Given problem: Copy each line below in which the word "green" occurs.

(Data entries for graphics)
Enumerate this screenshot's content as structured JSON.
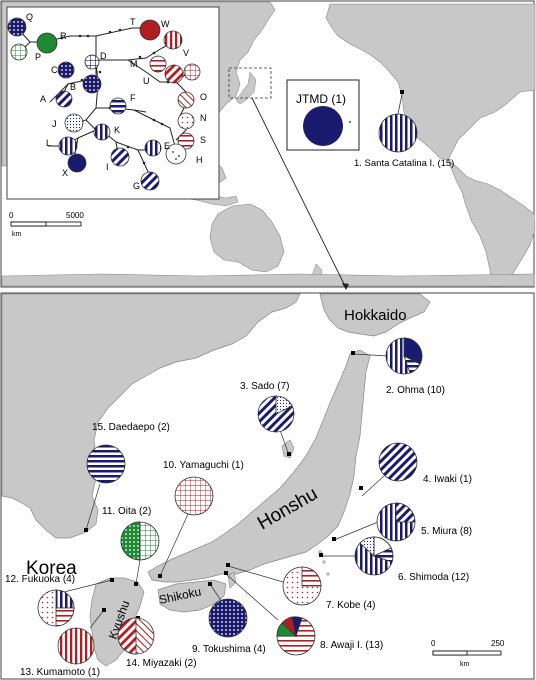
{
  "colors": {
    "navy": "#1a1a6e",
    "red": "#b01e23",
    "green": "#1e8a34",
    "land": "#c8c8c8",
    "sea": "#ffffff",
    "border": "#444444"
  },
  "world_map": {
    "jtmd_label": "JTMD (1)",
    "scale_start": "0",
    "scale_end": "5000",
    "scale_unit": "km",
    "site1_label": "1. Santa Catalina I. (15)"
  },
  "network": {
    "nodes": [
      {
        "id": "Q",
        "pattern": "navy-dots"
      },
      {
        "id": "R",
        "pattern": "green-solid"
      },
      {
        "id": "P",
        "pattern": "green-grid"
      },
      {
        "id": "C",
        "pattern": "navy-dots"
      },
      {
        "id": "D",
        "pattern": "navy-grid"
      },
      {
        "id": "T",
        "pattern": "red-solid"
      },
      {
        "id": "W",
        "pattern": "red-vstripes"
      },
      {
        "id": "M",
        "pattern": "red-hstripes"
      },
      {
        "id": "U",
        "pattern": "red-diag"
      },
      {
        "id": "V",
        "pattern": "red-cross"
      },
      {
        "id": "O",
        "pattern": "red-diag-thin"
      },
      {
        "id": "N",
        "pattern": "red-dots"
      },
      {
        "id": "S",
        "pattern": "red-hstripes"
      },
      {
        "id": "B",
        "pattern": "navy-dots"
      },
      {
        "id": "A",
        "pattern": "navy-diag"
      },
      {
        "id": "F",
        "pattern": "navy-hstripes"
      },
      {
        "id": "J",
        "pattern": "navy-dots-fine"
      },
      {
        "id": "K",
        "pattern": "navy-vstripes"
      },
      {
        "id": "L",
        "pattern": "navy-vstripes"
      },
      {
        "id": "I",
        "pattern": "navy-diag"
      },
      {
        "id": "E",
        "pattern": "navy-vstripes"
      },
      {
        "id": "H",
        "pattern": "navy-dots-sparse"
      },
      {
        "id": "X",
        "pattern": "navy-solid"
      },
      {
        "id": "G",
        "pattern": "navy-diag"
      }
    ]
  },
  "japan_map": {
    "scale_start": "0",
    "scale_end": "250",
    "scale_unit": "km",
    "region_labels": {
      "hokkaido": "Hokkaido",
      "honshu": "Honshu",
      "korea": "Korea",
      "kyushu": "Kyushu",
      "shikoku": "Shikoku"
    },
    "sites": [
      {
        "id": "2",
        "label": "2. Ohma (10)"
      },
      {
        "id": "3",
        "label": "3. Sado (7)"
      },
      {
        "id": "4",
        "label": "4. Iwaki (1)"
      },
      {
        "id": "5",
        "label": "5. Miura (8)"
      },
      {
        "id": "6",
        "label": "6. Shimoda (12)"
      },
      {
        "id": "7",
        "label": "7. Kobe (4)"
      },
      {
        "id": "8",
        "label": "8. Awaji I. (13)"
      },
      {
        "id": "9",
        "label": "9. Tokushima (4)"
      },
      {
        "id": "10",
        "label": "10. Yamaguchi (1)"
      },
      {
        "id": "11",
        "label": "11. Oita (2)"
      },
      {
        "id": "12",
        "label": "12. Fukuoka (4)"
      },
      {
        "id": "13",
        "label": "13. Kumamoto (1)"
      },
      {
        "id": "14",
        "label": "14. Miyazaki (2)"
      },
      {
        "id": "15",
        "label": "15. Daedaepo (2)"
      }
    ]
  }
}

Finished answer:
    "green": "#1e8a34",
        "pattern": "green-solid"
        "pattern": "green-grid"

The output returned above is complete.